Extracted data entries:

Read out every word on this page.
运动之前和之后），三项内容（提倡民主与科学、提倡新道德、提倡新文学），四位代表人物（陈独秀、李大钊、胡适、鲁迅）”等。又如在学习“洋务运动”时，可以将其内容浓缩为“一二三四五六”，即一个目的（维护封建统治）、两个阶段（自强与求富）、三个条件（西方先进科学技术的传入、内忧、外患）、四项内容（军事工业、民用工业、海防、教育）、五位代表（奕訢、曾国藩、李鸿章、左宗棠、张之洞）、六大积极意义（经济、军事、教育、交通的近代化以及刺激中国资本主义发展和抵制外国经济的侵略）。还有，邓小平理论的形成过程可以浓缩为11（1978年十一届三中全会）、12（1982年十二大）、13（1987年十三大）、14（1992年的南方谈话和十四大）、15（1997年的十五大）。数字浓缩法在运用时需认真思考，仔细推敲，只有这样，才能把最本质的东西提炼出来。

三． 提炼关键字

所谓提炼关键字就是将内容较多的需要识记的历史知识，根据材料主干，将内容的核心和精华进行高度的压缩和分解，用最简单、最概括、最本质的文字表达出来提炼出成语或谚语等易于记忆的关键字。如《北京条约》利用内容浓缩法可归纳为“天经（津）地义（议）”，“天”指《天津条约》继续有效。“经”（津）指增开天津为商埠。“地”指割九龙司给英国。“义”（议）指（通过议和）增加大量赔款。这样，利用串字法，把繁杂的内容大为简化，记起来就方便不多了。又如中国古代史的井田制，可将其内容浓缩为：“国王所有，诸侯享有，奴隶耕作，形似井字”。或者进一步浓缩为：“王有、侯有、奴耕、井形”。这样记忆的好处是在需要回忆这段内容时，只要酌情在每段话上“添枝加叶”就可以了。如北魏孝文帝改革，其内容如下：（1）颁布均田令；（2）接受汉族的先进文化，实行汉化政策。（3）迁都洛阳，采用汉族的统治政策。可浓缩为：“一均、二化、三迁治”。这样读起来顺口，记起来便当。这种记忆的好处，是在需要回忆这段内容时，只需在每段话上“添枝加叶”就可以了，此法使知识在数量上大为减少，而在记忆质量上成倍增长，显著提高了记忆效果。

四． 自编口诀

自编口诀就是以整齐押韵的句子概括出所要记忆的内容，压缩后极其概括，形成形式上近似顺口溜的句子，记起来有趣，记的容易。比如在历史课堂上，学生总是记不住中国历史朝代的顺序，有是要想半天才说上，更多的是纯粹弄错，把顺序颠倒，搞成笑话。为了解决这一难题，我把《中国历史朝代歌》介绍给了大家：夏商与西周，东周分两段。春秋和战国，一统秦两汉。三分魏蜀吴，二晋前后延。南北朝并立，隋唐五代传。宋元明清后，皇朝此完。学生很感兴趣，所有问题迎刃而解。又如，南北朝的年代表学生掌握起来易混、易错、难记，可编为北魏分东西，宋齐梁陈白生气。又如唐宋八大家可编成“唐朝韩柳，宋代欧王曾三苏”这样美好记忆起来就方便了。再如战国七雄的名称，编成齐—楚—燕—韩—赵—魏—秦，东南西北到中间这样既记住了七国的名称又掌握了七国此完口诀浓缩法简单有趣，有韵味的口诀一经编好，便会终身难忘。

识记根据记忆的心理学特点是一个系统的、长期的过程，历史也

CHALLENGE -
Reproduce the material verbatim, line by line.

OUTPUT OF THE TASK -
Read out every word on this page.
运动之前和之后），三项内容（提倡民主与科学、提倡新道德、提倡新文学），四位代表人物（陈独秀、李大钊、胡适、鲁迅）”等。又如在学习“洋务运动”时，可以将其内容浓缩为“一二三四五六”，即一个目的（维护封建统治）、两个阶段（自强与求富）、三个条件（西方先进科学技术的传入、内忧、外患）、四项内容（军事工业、民用工业、海防、教育）、五位代表（奕訢、曾国藩、李鸿章、左宗棠、张之洞）、六大积极意义（经济、军事、教育、交通的近代化以及刺激中国资本主义发展和抵制外国经济的侵略）。还有，邓小平理论的形成过程可以浓缩为11（1978年十一届三中全会）、12（1982年十二大）、13（1987年十三大）、14（1992年的南方谈话和十四大）、15（1997年的十五大）。数字浓缩法在运用时需认真思考，仔细推敲，只有这样，才能把最本质的东西提炼出来。

三． 提炼关键字

所谓提炼关键字就是将内容较多的需要识记的历史知识，根据材料主干，将内容的核心和精华进行高度的压缩和分解，用最简单、最概括、最本质的文字表达出来提炼出成语或谚语等易于记忆的关键字。如《北京条约》利用内容浓缩法可归纳为“天经（津）地义（议）”，“天”指《天津条约》继续有效。“经”（津）指增开天津为商埠。“地”指割九龙司给英国。“义”（议）指（通过议和）增加大量赔款。这样，利用串字法，把繁杂的内容大为简化，记起来就方便不多了。又如中国古代史的井田制，可将其内容浓缩为：“国王所有，诸侯享有，奴隶耕作，形似井字”。或者进一步浓缩为：“王有、侯有、奴耕、井形”。这样记忆的好处是在需要回忆这段内容时，只要酌情在每段话上“添枝加叶”就可以了。如北魏孝文帝改革，其内容如下：（1）颁布均田令；（2）接受汉族的先进文化，实行汉化政策。（3）迁都洛阳，采用汉族的统治政策。可浓缩为：“一均、二化、三迁治”。这样读起来顺口，记起来便当。这种记忆的好处，是在需要回忆这段内容时，只需在每段话上“添枝加叶”就可以了，此法使知识在数量上大为减少，而在记忆质量上成倍增长，显著提高了记忆效果。

四． 自编口诀

自编口诀就是以整齐押韵的句子概括出所要记忆的内容，压缩后极其概括，形成形式上近似顺口溜的句子，记起来有趣，记的容易。比如在历史课堂上，学生总是记不住中国历史朝代的顺序，有是要想半天才说上，更多的是纯粹弄错，把顺序颠倒，搞成笑话。为了解决这一难题，我把《中国历史朝代歌》介绍给了大家：夏商与西周，东周分两段。春秋和战国，一统秦两汉。三分魏蜀吴，二晋前后延。南北朝并立，隋唐五代传。宋元明清后，皇朝此完。学生很感兴趣，所有问题迎刃而解。又如，南北朝的年代表学生掌握起来易混、易错、难记，可编为北魏分东西，宋齐梁陈白生气。又如唐宋八大家可编成“唐朝韩柳，宋代欧王曾三苏”这样美好记忆起来就方便了。再如战国七雄的名称，编成齐—楚—燕—韩—赵—魏—秦，东南西北到中间这样既记住了七国的名称又掌握了七国此完口诀浓缩法简单有趣，有韵味的口诀一经编好，便会终身难忘。

识记根据记忆的心理学特点是一个系统的、长期的过程，历史也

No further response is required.